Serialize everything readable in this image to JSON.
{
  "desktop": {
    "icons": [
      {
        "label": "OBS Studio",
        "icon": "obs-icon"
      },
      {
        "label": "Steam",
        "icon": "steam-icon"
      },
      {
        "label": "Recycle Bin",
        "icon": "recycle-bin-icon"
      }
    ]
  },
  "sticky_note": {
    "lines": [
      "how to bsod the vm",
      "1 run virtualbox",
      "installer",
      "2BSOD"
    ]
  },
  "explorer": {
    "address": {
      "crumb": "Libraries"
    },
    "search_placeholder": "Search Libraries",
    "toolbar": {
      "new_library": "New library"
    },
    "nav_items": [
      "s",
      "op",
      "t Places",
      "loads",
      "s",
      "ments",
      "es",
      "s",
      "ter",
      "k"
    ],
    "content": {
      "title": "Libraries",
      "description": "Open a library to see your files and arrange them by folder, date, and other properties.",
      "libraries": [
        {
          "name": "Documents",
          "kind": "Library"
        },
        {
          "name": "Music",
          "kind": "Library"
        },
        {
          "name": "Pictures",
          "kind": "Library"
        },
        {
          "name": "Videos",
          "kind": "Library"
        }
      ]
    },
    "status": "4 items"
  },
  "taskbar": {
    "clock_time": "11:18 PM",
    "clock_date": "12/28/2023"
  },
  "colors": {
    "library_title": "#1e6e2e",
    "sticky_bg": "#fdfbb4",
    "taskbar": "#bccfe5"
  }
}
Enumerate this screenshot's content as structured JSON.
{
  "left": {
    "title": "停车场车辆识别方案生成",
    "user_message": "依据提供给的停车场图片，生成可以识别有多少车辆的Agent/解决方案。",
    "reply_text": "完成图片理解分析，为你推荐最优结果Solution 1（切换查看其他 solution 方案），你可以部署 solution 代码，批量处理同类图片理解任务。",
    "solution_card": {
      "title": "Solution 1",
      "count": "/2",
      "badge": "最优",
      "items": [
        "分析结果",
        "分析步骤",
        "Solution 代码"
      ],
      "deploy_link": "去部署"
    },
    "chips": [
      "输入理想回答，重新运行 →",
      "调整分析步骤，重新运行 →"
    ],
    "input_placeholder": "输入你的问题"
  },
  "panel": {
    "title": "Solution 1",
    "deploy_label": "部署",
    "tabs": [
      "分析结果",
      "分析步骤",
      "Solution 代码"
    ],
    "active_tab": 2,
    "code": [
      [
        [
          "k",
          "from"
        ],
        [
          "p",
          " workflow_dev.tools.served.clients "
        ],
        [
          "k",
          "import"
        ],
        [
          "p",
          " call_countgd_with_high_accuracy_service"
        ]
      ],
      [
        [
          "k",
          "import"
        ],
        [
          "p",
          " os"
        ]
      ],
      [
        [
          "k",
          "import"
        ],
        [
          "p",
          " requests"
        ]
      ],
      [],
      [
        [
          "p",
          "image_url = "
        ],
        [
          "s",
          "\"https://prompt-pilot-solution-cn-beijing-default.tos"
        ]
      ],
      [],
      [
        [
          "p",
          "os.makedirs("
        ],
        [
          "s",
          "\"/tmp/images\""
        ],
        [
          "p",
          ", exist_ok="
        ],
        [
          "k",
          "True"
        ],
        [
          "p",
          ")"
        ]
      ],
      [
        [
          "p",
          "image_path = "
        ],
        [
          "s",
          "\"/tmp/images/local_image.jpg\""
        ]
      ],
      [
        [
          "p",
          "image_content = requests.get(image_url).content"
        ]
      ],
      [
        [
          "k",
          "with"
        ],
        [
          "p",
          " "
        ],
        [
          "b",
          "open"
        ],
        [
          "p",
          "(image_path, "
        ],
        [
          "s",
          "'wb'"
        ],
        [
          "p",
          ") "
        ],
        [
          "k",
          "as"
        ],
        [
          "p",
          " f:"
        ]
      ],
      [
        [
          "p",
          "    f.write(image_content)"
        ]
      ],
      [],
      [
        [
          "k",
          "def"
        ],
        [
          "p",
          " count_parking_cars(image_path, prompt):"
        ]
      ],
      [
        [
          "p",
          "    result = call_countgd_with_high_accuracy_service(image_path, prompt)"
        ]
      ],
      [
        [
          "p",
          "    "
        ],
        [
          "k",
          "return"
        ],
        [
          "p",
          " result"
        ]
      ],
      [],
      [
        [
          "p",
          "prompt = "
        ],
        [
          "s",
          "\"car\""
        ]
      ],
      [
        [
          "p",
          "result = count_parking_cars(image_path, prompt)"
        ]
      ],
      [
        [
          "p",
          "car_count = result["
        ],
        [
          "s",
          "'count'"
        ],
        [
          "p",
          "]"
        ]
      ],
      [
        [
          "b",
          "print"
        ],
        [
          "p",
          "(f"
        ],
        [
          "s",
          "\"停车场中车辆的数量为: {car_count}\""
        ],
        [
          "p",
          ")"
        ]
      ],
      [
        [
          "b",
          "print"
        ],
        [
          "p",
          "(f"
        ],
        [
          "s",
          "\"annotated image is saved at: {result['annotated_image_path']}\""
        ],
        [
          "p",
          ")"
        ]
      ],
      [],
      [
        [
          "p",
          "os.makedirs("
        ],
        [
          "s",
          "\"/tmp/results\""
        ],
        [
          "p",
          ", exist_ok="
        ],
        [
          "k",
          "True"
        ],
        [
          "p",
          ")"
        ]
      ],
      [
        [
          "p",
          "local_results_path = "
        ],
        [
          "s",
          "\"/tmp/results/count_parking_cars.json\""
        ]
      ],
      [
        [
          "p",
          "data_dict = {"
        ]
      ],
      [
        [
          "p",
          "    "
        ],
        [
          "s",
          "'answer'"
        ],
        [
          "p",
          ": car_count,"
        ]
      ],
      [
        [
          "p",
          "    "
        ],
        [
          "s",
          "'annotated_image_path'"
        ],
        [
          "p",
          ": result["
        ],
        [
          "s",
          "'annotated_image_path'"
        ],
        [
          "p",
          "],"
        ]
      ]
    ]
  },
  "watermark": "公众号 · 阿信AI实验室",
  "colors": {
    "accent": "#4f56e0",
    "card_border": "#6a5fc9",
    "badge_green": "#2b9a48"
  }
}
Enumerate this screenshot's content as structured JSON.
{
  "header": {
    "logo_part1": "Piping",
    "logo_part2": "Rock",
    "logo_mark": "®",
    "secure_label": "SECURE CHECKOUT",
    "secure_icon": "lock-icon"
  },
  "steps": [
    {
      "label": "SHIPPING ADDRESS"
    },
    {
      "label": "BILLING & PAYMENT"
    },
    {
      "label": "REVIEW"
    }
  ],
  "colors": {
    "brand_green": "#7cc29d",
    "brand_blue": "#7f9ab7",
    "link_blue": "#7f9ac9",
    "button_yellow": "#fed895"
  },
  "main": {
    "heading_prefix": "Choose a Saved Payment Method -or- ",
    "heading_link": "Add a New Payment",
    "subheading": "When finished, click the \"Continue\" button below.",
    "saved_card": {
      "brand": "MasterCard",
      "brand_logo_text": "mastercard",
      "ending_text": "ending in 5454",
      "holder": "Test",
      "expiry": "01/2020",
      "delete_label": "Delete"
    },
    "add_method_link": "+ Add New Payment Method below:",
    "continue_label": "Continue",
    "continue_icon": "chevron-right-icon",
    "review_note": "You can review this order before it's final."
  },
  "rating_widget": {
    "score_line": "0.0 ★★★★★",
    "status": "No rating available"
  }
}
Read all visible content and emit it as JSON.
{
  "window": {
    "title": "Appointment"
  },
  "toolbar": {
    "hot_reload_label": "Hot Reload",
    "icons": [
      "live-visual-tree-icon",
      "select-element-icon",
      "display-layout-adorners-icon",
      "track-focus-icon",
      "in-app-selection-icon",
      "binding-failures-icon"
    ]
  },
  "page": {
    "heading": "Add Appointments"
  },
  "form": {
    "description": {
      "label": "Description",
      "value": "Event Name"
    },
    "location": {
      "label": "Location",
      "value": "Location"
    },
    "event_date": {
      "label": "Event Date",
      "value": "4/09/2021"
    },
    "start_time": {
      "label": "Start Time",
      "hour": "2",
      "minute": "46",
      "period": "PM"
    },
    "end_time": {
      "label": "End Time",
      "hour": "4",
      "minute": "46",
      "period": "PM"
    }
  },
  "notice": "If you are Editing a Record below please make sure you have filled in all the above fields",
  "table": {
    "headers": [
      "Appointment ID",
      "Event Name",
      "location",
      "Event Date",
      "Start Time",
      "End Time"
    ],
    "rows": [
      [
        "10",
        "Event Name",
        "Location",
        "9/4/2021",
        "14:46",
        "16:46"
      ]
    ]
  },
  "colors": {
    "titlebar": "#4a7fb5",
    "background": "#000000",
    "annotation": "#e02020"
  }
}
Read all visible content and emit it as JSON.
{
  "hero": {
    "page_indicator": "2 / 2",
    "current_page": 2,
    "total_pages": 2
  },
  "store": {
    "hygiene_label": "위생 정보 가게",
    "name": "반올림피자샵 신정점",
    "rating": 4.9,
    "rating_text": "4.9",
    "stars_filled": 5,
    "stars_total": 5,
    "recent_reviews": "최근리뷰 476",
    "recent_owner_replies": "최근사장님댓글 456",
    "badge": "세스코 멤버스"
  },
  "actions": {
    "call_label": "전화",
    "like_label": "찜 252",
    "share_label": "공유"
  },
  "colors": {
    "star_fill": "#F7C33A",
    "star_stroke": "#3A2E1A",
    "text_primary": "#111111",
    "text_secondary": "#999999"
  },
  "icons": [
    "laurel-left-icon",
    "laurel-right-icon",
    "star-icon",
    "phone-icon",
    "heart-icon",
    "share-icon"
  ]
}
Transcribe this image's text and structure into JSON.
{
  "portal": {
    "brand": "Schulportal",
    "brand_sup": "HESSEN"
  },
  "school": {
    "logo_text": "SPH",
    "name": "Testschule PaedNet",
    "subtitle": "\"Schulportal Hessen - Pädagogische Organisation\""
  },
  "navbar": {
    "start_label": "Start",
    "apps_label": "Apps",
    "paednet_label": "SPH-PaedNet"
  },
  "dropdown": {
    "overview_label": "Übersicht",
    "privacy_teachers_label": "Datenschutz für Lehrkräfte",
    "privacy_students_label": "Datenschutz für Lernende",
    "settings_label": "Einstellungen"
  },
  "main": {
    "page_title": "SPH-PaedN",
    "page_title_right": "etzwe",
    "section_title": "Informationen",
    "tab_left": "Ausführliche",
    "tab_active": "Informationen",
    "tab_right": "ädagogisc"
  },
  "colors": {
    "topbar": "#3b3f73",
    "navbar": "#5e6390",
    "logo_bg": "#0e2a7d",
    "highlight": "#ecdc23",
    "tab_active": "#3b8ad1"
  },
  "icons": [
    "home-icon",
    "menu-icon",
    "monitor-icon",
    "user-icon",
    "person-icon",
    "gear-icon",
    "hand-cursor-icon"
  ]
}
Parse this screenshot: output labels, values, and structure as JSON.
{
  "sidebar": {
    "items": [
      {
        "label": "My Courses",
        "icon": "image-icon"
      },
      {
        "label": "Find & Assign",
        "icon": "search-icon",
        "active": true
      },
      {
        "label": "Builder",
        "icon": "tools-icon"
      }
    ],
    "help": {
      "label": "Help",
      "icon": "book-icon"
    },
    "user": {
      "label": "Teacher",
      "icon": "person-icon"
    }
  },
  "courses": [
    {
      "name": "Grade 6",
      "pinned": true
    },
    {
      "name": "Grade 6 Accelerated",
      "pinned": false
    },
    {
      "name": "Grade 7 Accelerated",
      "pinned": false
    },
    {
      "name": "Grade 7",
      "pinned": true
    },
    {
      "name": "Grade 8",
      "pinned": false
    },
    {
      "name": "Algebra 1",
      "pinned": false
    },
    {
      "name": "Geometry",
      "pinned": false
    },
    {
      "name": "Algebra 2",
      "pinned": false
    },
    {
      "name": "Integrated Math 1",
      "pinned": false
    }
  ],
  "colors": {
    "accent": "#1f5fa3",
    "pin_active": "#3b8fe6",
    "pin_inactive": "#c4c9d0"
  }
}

§ **Exercise requirements**
Find each line holding the word "this" and copy it.

§ **Task response**
Serialize everything readable in this image to JSON.
Enumerate this screenshot's content as structured JSON.
Enumerate this screenshot's content as structured JSON.
    "review_note": "You can review this order before it's final."
Transcribe this image's text and structure into JSON.
Parse this screenshot: output labels, values, and structure as JSON.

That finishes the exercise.